**SET TASK:** Reproduce all the entries exactly.

□ □ □

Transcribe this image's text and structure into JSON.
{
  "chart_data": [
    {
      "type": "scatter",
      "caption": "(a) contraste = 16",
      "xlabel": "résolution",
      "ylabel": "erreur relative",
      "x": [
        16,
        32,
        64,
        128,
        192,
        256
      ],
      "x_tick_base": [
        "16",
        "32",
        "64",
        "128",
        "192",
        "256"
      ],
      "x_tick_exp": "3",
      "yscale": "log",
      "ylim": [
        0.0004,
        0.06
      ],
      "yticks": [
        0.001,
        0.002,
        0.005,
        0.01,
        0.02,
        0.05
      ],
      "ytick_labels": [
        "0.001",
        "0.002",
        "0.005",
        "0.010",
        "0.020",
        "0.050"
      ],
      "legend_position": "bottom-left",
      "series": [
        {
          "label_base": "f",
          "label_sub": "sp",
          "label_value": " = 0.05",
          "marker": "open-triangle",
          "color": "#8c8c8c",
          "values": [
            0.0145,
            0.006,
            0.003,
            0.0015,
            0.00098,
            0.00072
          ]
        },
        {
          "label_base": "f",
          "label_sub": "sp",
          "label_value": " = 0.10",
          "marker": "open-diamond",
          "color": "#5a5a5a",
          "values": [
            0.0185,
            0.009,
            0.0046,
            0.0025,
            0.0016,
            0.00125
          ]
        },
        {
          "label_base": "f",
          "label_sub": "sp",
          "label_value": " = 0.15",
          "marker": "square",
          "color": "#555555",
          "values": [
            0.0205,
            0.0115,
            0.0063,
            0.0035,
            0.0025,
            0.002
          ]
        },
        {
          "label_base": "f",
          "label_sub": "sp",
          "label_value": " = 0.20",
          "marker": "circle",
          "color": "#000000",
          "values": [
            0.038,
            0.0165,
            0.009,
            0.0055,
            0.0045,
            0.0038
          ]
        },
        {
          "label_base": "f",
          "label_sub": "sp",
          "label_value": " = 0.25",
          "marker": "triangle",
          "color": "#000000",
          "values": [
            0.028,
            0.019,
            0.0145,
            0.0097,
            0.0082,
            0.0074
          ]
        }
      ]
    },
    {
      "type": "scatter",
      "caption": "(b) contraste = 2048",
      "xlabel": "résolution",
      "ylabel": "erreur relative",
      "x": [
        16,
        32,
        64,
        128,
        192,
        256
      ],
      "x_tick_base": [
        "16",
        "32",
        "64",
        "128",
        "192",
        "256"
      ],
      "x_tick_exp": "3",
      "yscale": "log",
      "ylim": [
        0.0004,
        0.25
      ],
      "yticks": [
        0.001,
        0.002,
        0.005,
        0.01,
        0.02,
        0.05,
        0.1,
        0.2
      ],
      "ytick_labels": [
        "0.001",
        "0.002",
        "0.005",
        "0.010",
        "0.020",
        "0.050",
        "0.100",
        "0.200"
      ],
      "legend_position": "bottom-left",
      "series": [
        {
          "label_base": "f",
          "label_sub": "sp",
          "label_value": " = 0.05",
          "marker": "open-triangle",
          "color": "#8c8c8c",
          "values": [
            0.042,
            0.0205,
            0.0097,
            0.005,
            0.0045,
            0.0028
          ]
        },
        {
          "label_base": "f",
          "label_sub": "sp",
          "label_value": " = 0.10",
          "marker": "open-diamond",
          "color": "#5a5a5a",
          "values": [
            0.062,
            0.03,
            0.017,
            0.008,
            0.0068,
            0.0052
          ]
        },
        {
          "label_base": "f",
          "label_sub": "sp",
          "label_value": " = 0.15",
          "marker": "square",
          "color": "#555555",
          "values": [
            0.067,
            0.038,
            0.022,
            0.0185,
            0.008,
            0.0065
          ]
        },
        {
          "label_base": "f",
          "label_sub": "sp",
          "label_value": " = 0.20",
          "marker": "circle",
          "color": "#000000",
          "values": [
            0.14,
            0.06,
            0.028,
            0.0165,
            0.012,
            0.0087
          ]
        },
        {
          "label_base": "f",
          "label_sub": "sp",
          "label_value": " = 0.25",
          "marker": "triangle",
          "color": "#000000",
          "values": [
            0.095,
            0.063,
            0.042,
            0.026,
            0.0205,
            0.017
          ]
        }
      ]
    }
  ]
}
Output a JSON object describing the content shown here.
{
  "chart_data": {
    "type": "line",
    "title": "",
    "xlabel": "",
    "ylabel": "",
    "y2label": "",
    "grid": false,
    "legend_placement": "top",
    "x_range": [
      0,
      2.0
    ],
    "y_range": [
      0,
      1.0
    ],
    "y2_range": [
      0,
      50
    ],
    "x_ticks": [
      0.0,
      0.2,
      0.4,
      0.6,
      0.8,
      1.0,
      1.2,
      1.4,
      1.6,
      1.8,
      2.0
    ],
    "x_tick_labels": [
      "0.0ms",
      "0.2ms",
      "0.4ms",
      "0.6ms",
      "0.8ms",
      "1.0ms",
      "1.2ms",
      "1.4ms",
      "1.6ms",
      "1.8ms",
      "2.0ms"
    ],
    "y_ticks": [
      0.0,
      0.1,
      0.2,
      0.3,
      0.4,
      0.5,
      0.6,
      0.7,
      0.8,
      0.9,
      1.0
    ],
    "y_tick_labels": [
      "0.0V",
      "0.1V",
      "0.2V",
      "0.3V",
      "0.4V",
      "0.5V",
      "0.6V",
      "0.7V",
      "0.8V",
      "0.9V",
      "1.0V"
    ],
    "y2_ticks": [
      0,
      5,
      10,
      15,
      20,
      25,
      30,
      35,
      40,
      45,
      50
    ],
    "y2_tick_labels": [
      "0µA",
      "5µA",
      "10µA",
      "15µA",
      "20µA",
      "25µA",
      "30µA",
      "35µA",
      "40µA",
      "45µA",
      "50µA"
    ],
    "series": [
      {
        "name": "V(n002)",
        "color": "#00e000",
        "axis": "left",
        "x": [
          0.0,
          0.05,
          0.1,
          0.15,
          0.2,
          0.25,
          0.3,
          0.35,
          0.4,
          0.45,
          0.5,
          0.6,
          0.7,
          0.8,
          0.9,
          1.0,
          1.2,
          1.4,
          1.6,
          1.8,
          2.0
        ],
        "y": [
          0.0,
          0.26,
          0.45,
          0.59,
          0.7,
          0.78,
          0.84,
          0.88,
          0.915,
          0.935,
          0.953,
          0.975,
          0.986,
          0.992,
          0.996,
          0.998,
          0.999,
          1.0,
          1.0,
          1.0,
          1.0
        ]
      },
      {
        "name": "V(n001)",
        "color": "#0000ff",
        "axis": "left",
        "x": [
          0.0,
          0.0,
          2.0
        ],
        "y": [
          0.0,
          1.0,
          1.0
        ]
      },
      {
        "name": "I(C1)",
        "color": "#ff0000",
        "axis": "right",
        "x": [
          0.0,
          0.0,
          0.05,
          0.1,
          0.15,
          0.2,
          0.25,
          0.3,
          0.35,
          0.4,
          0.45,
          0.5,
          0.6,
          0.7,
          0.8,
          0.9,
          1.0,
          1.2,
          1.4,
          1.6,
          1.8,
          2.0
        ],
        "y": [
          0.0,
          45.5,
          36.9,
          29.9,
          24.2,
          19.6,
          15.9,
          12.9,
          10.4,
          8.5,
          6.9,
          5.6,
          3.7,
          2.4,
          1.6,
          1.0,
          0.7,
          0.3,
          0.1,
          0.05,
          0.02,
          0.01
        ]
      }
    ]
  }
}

□ □ □

**REPLY:**
Transcribe this image's text and structure into JSON.
{
  "chart_data": [
    {
      "type": "scatter",
      "caption": "(a) contraste = 16",
      "xlabel": "résolution",
      "ylabel": "erreur relative",
      "x": [
        16,
        32,
        64,
        128,
        192,
        256
      ],
      "x_tick_base": [
        "16",
        "32",
        "64",
        "128",
        "192",
        "256"
      ],
      "x_tick_exp": "3",
      "yscale": "log",
      "ylim": [
        0.0004,
        0.06
      ],
      "yticks": [
        0.001,
        0.002,
        0.005,
        0.01,
        0.02,
        0.05
      ],
      "ytick_labels": [
        "0.001",
        "0.002",
        "0.005",
        "0.010",
        "0.020",
        "0.050"
      ],
      "legend_position": "bottom-left",
      "series": [
        {
          "label_base": "f",
          "label_sub": "sp",
          "label_value": " = 0.05",
          "marker": "open-triangle",
          "color": "#8c8c8c",
          "values": [
            0.0145,
            0.006,
            0.003,
            0.0015,
            0.00098,
            0.00072
          ]
        },
        {
          "label_base": "f",
          "label_sub": "sp",
          "label_value": " = 0.10",
          "marker": "open-diamond",
          "color": "#5a5a5a",
          "values": [
            0.0185,
            0.009,
            0.0046,
            0.0025,
            0.0016,
            0.00125
          ]
        },
        {
          "label_base": "f",
          "label_sub": "sp",
          "label_value": " = 0.15",
          "marker": "square",
          "color": "#555555",
          "values": [
            0.0205,
            0.0115,
            0.0063,
            0.0035,
            0.0025,
            0.002
          ]
        },
        {
          "label_base": "f",
          "label_sub": "sp",
          "label_value": " = 0.20",
          "marker": "circle",
          "color": "#000000",
          "values": [
            0.038,
            0.0165,
            0.009,
            0.0055,
            0.0045,
            0.0038
          ]
        },
        {
          "label_base": "f",
          "label_sub": "sp",
          "label_value": " = 0.25",
          "marker": "triangle",
          "color": "#000000",
          "values": [
            0.028,
            0.019,
            0.0145,
            0.0097,
            0.0082,
            0.0074
          ]
        }
      ]
    },
    {
      "type": "scatter",
      "caption": "(b) contraste = 2048",
      "xlabel": "résolution",
      "ylabel": "erreur relative",
      "x": [
        16,
        32,
        64,
        128,
        192,
        256
      ],
      "x_tick_base": [
        "16",
        "32",
        "64",
        "128",
        "192",
        "256"
      ],
      "x_tick_exp": "3",
      "yscale": "log",
      "ylim": [
        0.0004,
        0.25
      ],
      "yticks": [
        0.001,
        0.002,
        0.005,
        0.01,
        0.02,
        0.05,
        0.1,
        0.2
      ],
      "ytick_labels": [
        "0.001",
        "0.002",
        "0.005",
        "0.010",
        "0.020",
        "0.050",
        "0.100",
        "0.200"
      ],
      "legend_position": "bottom-left",
      "series": [
        {
          "label_base": "f",
          "label_sub": "sp",
          "label_value": " = 0.05",
          "marker": "open-triangle",
          "color": "#8c8c8c",
          "values": [
            0.042,
            0.0205,
            0.0097,
            0.005,
            0.0045,
            0.0028
          ]
        },
        {
          "label_base": "f",
          "label_sub": "sp",
          "label_value": " = 0.10",
          "marker": "open-diamond",
          "color": "#5a5a5a",
          "values": [
            0.062,
            0.03,
            0.017,
            0.008,
            0.0068,
            0.0052
          ]
        },
        {
          "label_base": "f",
          "label_sub": "sp",
          "label_value": " = 0.15",
          "marker": "square",
          "color": "#555555",
          "values": [
            0.067,
            0.038,
            0.022,
            0.0185,
            0.008,
            0.0065
          ]
        },
        {
          "label_base": "f",
          "label_sub": "sp",
          "label_value": " = 0.20",
          "marker": "circle",
          "color": "#000000",
          "values": [
            0.14,
            0.06,
            0.028,
            0.0165,
            0.012,
            0.0087
          ]
        },
        {
          "label_base": "f",
          "label_sub": "sp",
          "label_value": " = 0.25",
          "marker": "triangle",
          "color": "#000000",
          "values": [
            0.095,
            0.063,
            0.042,
            0.026,
            0.0205,
            0.017
          ]
        }
      ]
    }
  ]
}
Output a JSON object describing the content shown here.
{
  "chart_data": {
    "type": "line",
    "title": "",
    "xlabel": "",
    "ylabel": "",
    "y2label": "",
    "grid": false,
    "legend_placement": "top",
    "x_range": [
      0,
      2.0
    ],
    "y_range": [
      0,
      1.0
    ],
    "y2_range": [
      0,
      50
    ],
    "x_ticks": [
      0.0,
      0.2,
      0.4,
      0.6,
      0.8,
      1.0,
      1.2,
      1.4,
      1.6,
      1.8,
      2.0
    ],
    "x_tick_labels": [
      "0.0ms",
      "0.2ms",
      "0.4ms",
      "0.6ms",
      "0.8ms",
      "1.0ms",
      "1.2ms",
      "1.4ms",
      "1.6ms",
      "1.8ms",
      "2.0ms"
    ],
    "y_ticks": [
      0.0,
      0.1,
      0.2,
      0.3,
      0.4,
      0.5,
      0.6,
      0.7,
      0.8,
      0.9,
      1.0
    ],
    "y_tick_labels": [
      "0.0V",
      "0.1V",
      "0.2V",
      "0.3V",
      "0.4V",
      "0.5V",
      "0.6V",
      "0.7V",
      "0.8V",
      "0.9V",
      "1.0V"
    ],
    "y2_ticks": [
      0,
      5,
      10,
      15,
      20,
      25,
      30,
      35,
      40,
      45,
      50
    ],
    "y2_tick_labels": [
      "0µA",
      "5µA",
      "10µA",
      "15µA",
      "20µA",
      "25µA",
      "30µA",
      "35µA",
      "40µA",
      "45µA",
      "50µA"
    ],
    "series": [
      {
        "name": "V(n002)",
        "color": "#00e000",
        "axis": "left",
        "x": [
          0.0,
          0.05,
          0.1,
          0.15,
          0.2,
          0.25,
          0.3,
          0.35,
          0.4,
          0.45,
          0.5,
          0.6,
          0.7,
          0.8,
          0.9,
          1.0,
          1.2,
          1.4,
          1.6,
          1.8,
          2.0
        ],
        "y": [
          0.0,
          0.26,
          0.45,
          0.59,
          0.7,
          0.78,
          0.84,
          0.88,
          0.915,
          0.935,
          0.953,
          0.975,
          0.986,
          0.992,
          0.996,
          0.998,
          0.999,
          1.0,
          1.0,
          1.0,
          1.0
        ]
      },
      {
        "name": "V(n001)",
        "color": "#0000ff",
        "axis": "left",
        "x": [
          0.0,
          0.0,
          2.0
        ],
        "y": [
          0.0,
          1.0,
          1.0
        ]
      },
      {
        "name": "I(C1)",
        "color": "#ff0000",
        "axis": "right",
        "x": [
          0.0,
          0.0,
          0.05,
          0.1,
          0.15,
          0.2,
          0.25,
          0.3,
          0.35,
          0.4,
          0.45,
          0.5,
          0.6,
          0.7,
          0.8,
          0.9,
          1.0,
          1.2,
          1.4,
          1.6,
          1.8,
          2.0
        ],
        "y": [
          0.0,
          45.5,
          36.9,
          29.9,
          24.2,
          19.6,
          15.9,
          12.9,
          10.4,
          8.5,
          6.9,
          5.6,
          3.7,
          2.4,
          1.6,
          1.0,
          0.7,
          0.3,
          0.1,
          0.05,
          0.02,
          0.01
        ]
      }
    ]
  }
}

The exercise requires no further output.